- _Directions_: Please output every line of the material as it stands, without the pictures.

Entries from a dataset
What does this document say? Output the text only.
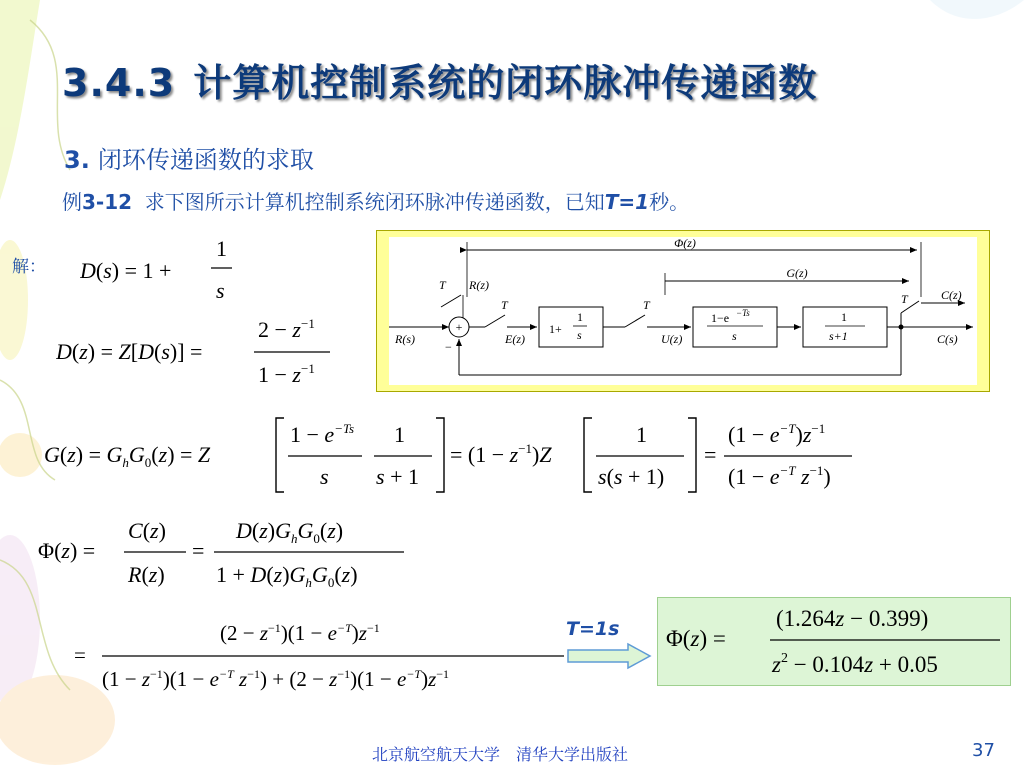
3.4.3 计算机控制系统的闭环脉冲传递函数
3. 闭环传递函数的求取
例3-12 求下图所示计算机控制系统闭环脉冲传递函数，已知T=1秒。
解：
Φ(z)
G(z)
T R(z)
+
−
R(s)
T
E(z)
1+
1
s
T
U(z)
1−e −Ts
s
1
s+1	C(s)
T	C(z)
D(s) = 1 +
1
s
D(z) = Z[D(s)] =
$2 - z^{-1}$
$1 - z^{-1}$
$G(z) = G_hG_0(z) = Z$
$1 - e^{-Ts}$
s
1
s + 1
= $(1 - z^{-1})Z$
1
s(s + 1)
=
$(1 - e^{-T})z^{-1}$
($1 - e^{-T}$ $z^{-1}$)
Φ(z) =
C(z)
R(z)
=
$D(z)G_hG_0(z)$
$1 + D(z)G_hG_0(z)$
=
$(2 - z^{-1})(1 - e^{-T})z^{-1}$
$(1 - z^{-1})(1 - e^{-T}$ $z^{-1}) + (2 - z^{-1})(1 - e^{-T})z^{-1}$
T=1s Φ(z) =
(1.264z − 0.399)
$z^2 - 0.104z + 0.05$
北京航空航天大学　清华大学出版社	37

- _Reply_:
What does this document say? Output the text only.
3.4.3 计算机控制系统的闭环脉冲传递函数
3. 闭环传递函数的求取
例3-12 求下图所示计算机控制系统闭环脉冲传递函数，已知T=1秒。
解：
Φ(z)
G(z)
T R(z)
+
−
R(s)
T
E(z)
1+
1
s
T
U(z)
1−e −Ts
s
1
s+1	C(s)
T	C(z)
D(s) = 1 +
1
s
D(z) = Z[D(s)] =
$2 - z^{-1}$
$1 - z^{-1}$
$G(z) = G_hG_0(z) = Z$
$1 - e^{-Ts}$
s
1
s + 1
= $(1 - z^{-1})Z$
1
s(s + 1)
=
$(1 - e^{-T})z^{-1}$
($1 - e^{-T}$ $z^{-1}$)
Φ(z) =
C(z)
R(z)
=
$D(z)G_hG_0(z)$
$1 + D(z)G_hG_0(z)$
=
$(2 - z^{-1})(1 - e^{-T})z^{-1}$
$(1 - z^{-1})(1 - e^{-T}$ $z^{-1}) + (2 - z^{-1})(1 - e^{-T})z^{-1}$
T=1s Φ(z) =
(1.264z − 0.399)
$z^2 - 0.104z + 0.05$
北京航空航天大学　清华大学出版社	37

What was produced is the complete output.